— start —

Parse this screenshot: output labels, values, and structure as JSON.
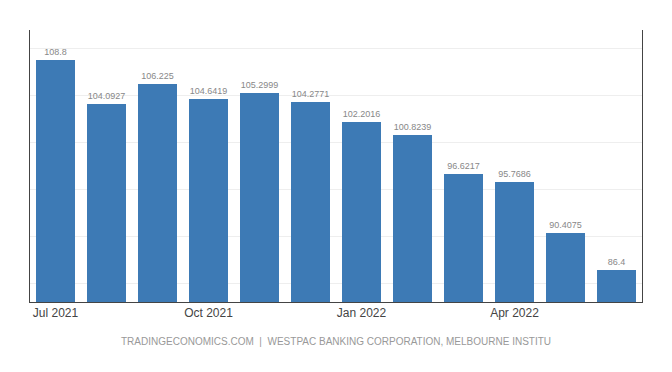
{
  "chart_data": {
    "type": "bar",
    "categories": [
      "Jul 2021",
      null,
      null,
      "Oct 2021",
      null,
      null,
      "Jan 2022",
      null,
      null,
      "Apr 2022",
      null,
      null
    ],
    "values": [
      108.8,
      104.0927,
      106.225,
      104.6419,
      105.2999,
      104.2771,
      102.2016,
      100.8239,
      96.6217,
      95.7686,
      90.4075,
      86.4
    ],
    "color": "#3d7ab5",
    "ylim": [
      83,
      112
    ],
    "yticks": [
      85,
      90,
      95,
      100,
      105,
      110
    ],
    "grid": true,
    "data_labels": true,
    "tick_labels": "x",
    "annotations": [
      "TRADINGECONOMICS.COM  |  WESTPAC BANKING CORPORATION, MELBOURNE INSTITU"
    ]
  }
}
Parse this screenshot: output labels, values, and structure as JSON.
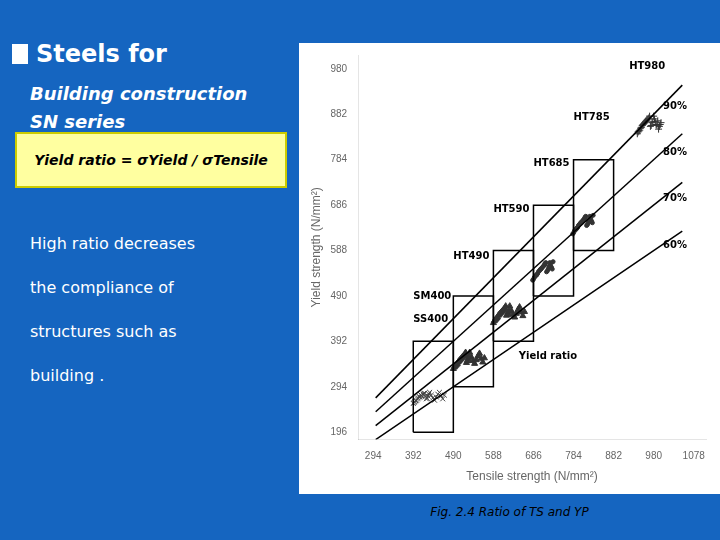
{
  "chart_data": {
    "type": "scatter",
    "title": "Steels for",
    "subtitle": [
      "Building construction",
      "SN series"
    ],
    "formula": "Yield ratio = σYield / σTensile",
    "body": [
      "High ratio decreases",
      "the compliance of",
      "structures such as",
      "building ."
    ],
    "caption": "Fig. 2.4 Ratio of TS and YP",
    "x_label": "Tensile strength (N/mm²)",
    "y_label": "Yield strength (N/mm²)",
    "xlim": [
      257,
      1108
    ],
    "xticks": [
      294,
      392,
      490,
      588,
      686,
      784,
      882,
      980,
      1078
    ],
    "ylim": [
      180,
      1010
    ],
    "yticks": [
      196,
      294,
      392,
      490,
      588,
      686,
      784,
      882,
      980
    ],
    "grid": false,
    "series": [
      {
        "type": "line",
        "color": "#000000",
        "x": [
          300,
          1050
        ],
        "values": [
          180,
          630
        ]
      },
      {
        "type": "line",
        "color": "#000000",
        "x": [
          300,
          1050
        ],
        "values": [
          210,
          735
        ]
      },
      {
        "type": "line",
        "color": "#000000",
        "x": [
          300,
          1050
        ],
        "values": [
          240,
          840
        ]
      },
      {
        "type": "line",
        "color": "#000000",
        "x": [
          300,
          1050
        ],
        "values": [
          270,
          945
        ]
      },
      {
        "type": "line",
        "color": "#000000",
        "x": [
          392,
          490,
          490,
          392,
          392
        ],
        "values": [
          196,
          196,
          392,
          392,
          196
        ]
      },
      {
        "type": "line",
        "color": "#000000",
        "x": [
          490,
          588,
          588,
          490,
          490
        ],
        "values": [
          294,
          294,
          490,
          490,
          294
        ]
      },
      {
        "type": "line",
        "color": "#000000",
        "x": [
          588,
          686,
          686,
          588,
          588
        ],
        "values": [
          392,
          392,
          588,
          588,
          392
        ]
      },
      {
        "type": "line",
        "color": "#000000",
        "x": [
          686,
          784,
          784,
          686,
          686
        ],
        "values": [
          490,
          490,
          686,
          686,
          490
        ]
      },
      {
        "type": "line",
        "color": "#000000",
        "x": [
          784,
          882,
          882,
          784,
          784
        ],
        "values": [
          588,
          588,
          784,
          784,
          588
        ]
      },
      {
        "type": "scatter",
        "marker": "x",
        "color": "#444444",
        "x": [
          392,
          396,
          400,
          404,
          408,
          412,
          416,
          420,
          424,
          428,
          432,
          436,
          440,
          444,
          448,
          452,
          456,
          460,
          464,
          468,
          394,
          398,
          402,
          406,
          410,
          414,
          418,
          422,
          426,
          430
        ],
        "values": [
          258,
          262,
          265,
          270,
          272,
          275,
          278,
          280,
          268,
          274,
          282,
          276,
          270,
          265,
          272,
          278,
          282,
          274,
          268,
          276,
          260,
          264,
          268,
          273,
          277,
          272,
          280,
          274,
          269,
          278
        ]
      },
      {
        "type": "scatter",
        "marker": "triangle",
        "color": "#333333",
        "x": [
          490,
          494,
          498,
          502,
          506,
          510,
          514,
          518,
          522,
          526,
          530,
          534,
          538,
          542,
          546,
          550,
          554,
          558,
          562,
          566,
          492,
          496,
          500,
          504,
          508,
          512,
          516,
          520,
          524,
          528
        ],
        "values": [
          333,
          338,
          342,
          348,
          352,
          356,
          360,
          364,
          346,
          354,
          368,
          358,
          350,
          344,
          352,
          360,
          366,
          355,
          347,
          356,
          336,
          340,
          344,
          350,
          354,
          358,
          362,
          368,
          350,
          358
        ]
      },
      {
        "type": "scatter",
        "marker": "triangle",
        "color": "#333333",
        "x": [
          588,
          592,
          596,
          600,
          604,
          608,
          612,
          616,
          620,
          624,
          628,
          632,
          636,
          640,
          644,
          648,
          652,
          656,
          660,
          664,
          590,
          594,
          598,
          602,
          606,
          610,
          614,
          618,
          622,
          626
        ],
        "values": [
          432,
          438,
          442,
          448,
          452,
          456,
          460,
          464,
          448,
          454,
          468,
          458,
          450,
          444,
          452,
          460,
          466,
          455,
          447,
          456,
          436,
          440,
          444,
          450,
          454,
          458,
          462,
          468,
          450,
          458
        ]
      },
      {
        "type": "scatter",
        "marker": "point",
        "color": "#333333",
        "x": [
          686,
          690,
          694,
          698,
          702,
          706,
          710,
          714,
          718,
          722,
          726,
          730,
          688,
          692,
          696,
          700,
          704,
          708,
          712,
          716,
          720,
          724,
          728,
          732,
          684,
          694,
          704,
          714,
          724,
          734
        ],
        "values": [
          526,
          532,
          536,
          542,
          546,
          550,
          554,
          558,
          542,
          548,
          562,
          552,
          530,
          534,
          538,
          544,
          548,
          552,
          556,
          562,
          544,
          550,
          558,
          548,
          524,
          536,
          548,
          560,
          554,
          564
        ]
      },
      {
        "type": "scatter",
        "marker": "point",
        "color": "#333333",
        "x": [
          784,
          788,
          792,
          796,
          800,
          804,
          808,
          812,
          816,
          820,
          824,
          828,
          786,
          790,
          794,
          798,
          802,
          806,
          810,
          814,
          818,
          822,
          826,
          830,
          782,
          792,
          802,
          812,
          822,
          832
        ],
        "values": [
          626,
          632,
          636,
          642,
          646,
          650,
          654,
          658,
          642,
          648,
          662,
          652,
          630,
          634,
          638,
          644,
          648,
          652,
          656,
          662,
          644,
          650,
          658,
          648,
          624,
          636,
          648,
          660,
          654,
          664
        ]
      },
      {
        "type": "scatter",
        "marker": "plus",
        "color": "#333333",
        "x": [
          940,
          944,
          948,
          952,
          956,
          960,
          964,
          968,
          972,
          976,
          980,
          984,
          988,
          992,
          996,
          942,
          946,
          950,
          954,
          958,
          962,
          966,
          970,
          974,
          978,
          982,
          986,
          990,
          994,
          998
        ],
        "values": [
          840,
          846,
          852,
          858,
          862,
          866,
          870,
          874,
          856,
          864,
          878,
          866,
          858,
          850,
          860,
          844,
          848,
          854,
          860,
          864,
          868,
          872,
          878,
          858,
          866,
          872,
          860,
          868,
          856,
          864
        ]
      }
    ],
    "annotations": [
      {
        "text": "60%",
        "x": 1003,
        "y": 600
      },
      {
        "text": "70%",
        "x": 1003,
        "y": 700
      },
      {
        "text": "80%",
        "x": 1003,
        "y": 800
      },
      {
        "text": "90%",
        "x": 1003,
        "y": 900
      },
      {
        "text": "SM400",
        "x": 392,
        "y": 490
      },
      {
        "text": "SS400",
        "x": 392,
        "y": 440
      },
      {
        "text": "HT490",
        "x": 490,
        "y": 575
      },
      {
        "text": "HT590",
        "x": 588,
        "y": 676
      },
      {
        "text": "HT685",
        "x": 686,
        "y": 775
      },
      {
        "text": "HT785",
        "x": 784,
        "y": 875
      },
      {
        "text": "HT980",
        "x": 920,
        "y": 985
      },
      {
        "text": "Yield ratio",
        "x": 650,
        "y": 360
      }
    ]
  }
}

— end —

| Do this |
In the entries above, find every line holding the word "Yield" and copy it out.

| Output for this task |
    "formula": "Yield ratio = σYield / σTensile",
    "y_label": "Yield strength (N/mm²)",
        "text": "Yield ratio",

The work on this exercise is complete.